Pick out every line with the word "screenshot" and copy it.
══════════════════════════════
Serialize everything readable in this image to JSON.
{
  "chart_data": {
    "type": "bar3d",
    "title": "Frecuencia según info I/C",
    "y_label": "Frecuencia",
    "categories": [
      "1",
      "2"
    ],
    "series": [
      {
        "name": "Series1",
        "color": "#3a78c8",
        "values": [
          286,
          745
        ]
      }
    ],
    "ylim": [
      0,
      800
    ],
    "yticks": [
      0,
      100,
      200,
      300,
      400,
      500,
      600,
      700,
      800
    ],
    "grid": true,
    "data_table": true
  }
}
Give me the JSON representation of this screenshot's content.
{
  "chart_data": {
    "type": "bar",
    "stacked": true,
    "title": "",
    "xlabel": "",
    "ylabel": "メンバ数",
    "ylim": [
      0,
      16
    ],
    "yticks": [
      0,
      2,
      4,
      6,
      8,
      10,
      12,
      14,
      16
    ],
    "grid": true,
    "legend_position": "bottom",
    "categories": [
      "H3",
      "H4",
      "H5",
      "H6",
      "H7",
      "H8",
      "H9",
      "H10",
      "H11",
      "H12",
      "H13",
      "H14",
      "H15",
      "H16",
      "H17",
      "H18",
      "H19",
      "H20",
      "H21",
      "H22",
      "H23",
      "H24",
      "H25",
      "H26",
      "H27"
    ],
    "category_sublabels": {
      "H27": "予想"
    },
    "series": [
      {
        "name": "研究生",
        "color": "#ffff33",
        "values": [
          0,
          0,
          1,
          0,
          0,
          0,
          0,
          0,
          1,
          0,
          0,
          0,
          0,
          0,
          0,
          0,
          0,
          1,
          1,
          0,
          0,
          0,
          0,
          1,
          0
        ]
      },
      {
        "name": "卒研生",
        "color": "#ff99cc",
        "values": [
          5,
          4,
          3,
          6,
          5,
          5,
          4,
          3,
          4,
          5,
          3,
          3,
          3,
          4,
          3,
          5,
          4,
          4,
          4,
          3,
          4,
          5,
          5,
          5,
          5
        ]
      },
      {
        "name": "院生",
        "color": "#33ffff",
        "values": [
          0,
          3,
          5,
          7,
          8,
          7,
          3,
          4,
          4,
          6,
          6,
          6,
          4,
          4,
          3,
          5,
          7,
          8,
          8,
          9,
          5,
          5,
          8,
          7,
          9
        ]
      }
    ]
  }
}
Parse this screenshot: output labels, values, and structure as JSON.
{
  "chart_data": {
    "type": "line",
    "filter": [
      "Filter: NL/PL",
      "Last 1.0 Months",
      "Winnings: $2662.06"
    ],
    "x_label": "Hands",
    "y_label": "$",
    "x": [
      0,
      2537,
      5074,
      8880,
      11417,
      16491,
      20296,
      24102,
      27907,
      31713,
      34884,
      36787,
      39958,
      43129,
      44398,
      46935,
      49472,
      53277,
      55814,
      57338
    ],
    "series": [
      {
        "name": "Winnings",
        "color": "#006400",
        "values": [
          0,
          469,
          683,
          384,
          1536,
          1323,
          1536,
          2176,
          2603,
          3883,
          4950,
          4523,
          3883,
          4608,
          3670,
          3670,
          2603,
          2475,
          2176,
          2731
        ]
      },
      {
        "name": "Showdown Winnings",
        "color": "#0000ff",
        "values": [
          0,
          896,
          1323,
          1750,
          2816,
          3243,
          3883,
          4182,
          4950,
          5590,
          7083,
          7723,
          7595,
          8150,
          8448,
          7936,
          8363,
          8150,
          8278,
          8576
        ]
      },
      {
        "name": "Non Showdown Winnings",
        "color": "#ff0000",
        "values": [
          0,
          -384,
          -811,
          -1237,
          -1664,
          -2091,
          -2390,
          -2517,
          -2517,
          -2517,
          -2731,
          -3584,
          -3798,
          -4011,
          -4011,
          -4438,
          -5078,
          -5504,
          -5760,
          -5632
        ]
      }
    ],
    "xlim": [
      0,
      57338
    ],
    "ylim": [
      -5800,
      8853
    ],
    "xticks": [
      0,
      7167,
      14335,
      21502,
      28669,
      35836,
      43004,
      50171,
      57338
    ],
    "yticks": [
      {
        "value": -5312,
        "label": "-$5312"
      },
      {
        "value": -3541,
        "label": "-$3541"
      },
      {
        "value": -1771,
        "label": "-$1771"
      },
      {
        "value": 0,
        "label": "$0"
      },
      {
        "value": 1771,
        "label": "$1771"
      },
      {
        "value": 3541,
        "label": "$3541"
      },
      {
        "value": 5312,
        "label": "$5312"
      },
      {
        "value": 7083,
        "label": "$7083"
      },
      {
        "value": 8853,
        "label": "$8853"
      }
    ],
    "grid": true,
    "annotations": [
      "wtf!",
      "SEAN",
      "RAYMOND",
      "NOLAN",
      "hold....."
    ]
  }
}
══════════════════════════════
> _REPLY TO THE EXERCISE_:
Give me the JSON representation of this screenshot's content.
Parse this screenshot: output labels, values, and structure as JSON.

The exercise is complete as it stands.